■ Exercise inputs
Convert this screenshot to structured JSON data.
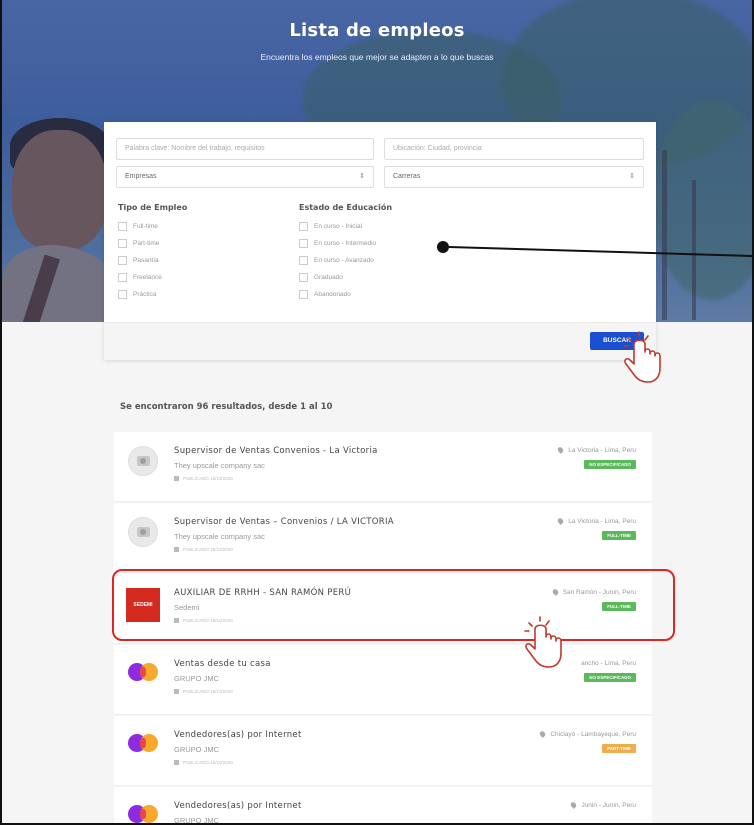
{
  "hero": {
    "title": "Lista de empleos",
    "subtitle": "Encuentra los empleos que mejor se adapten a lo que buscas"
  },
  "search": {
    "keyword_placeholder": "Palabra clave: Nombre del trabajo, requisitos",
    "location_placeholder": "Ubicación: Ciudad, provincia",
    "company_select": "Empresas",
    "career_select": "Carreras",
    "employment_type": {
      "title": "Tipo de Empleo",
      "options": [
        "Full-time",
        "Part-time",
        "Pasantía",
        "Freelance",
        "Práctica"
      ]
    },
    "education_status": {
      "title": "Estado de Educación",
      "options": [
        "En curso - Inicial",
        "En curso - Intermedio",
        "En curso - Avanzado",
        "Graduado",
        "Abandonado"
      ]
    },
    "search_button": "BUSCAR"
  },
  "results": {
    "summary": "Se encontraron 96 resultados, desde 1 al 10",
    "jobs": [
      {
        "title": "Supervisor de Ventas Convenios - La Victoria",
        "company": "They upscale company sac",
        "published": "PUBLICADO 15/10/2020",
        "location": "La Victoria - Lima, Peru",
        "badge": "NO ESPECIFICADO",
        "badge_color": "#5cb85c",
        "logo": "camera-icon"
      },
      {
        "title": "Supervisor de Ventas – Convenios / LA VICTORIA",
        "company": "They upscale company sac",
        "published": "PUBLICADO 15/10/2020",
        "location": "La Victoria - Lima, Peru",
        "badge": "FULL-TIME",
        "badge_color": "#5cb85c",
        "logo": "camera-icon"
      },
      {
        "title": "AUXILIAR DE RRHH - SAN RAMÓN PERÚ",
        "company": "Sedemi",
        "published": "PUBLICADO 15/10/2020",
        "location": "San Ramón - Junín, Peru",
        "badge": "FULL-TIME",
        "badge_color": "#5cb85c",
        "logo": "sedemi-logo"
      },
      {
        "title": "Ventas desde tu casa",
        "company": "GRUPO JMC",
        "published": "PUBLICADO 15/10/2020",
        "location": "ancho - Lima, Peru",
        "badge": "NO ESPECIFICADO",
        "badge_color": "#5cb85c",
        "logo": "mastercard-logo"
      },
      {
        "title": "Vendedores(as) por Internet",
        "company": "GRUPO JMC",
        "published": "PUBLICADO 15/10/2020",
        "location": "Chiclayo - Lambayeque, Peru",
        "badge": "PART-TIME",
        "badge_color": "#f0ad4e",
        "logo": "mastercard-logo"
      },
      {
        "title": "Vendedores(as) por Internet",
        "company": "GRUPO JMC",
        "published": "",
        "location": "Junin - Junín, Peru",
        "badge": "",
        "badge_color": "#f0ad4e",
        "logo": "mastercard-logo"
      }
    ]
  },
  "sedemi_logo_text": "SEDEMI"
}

■ What the task requires
Take every line above carrying "Peru" and return it.

■ Output
        "location": "La Victoria - Lima, Peru",
        "location": "La Victoria - Lima, Peru",
        "location": "San Ramón - Junín, Peru",
        "location": "ancho - Lima, Peru",
        "location": "Chiclayo - Lambayeque, Peru",
        "location": "Junin - Junín, Peru",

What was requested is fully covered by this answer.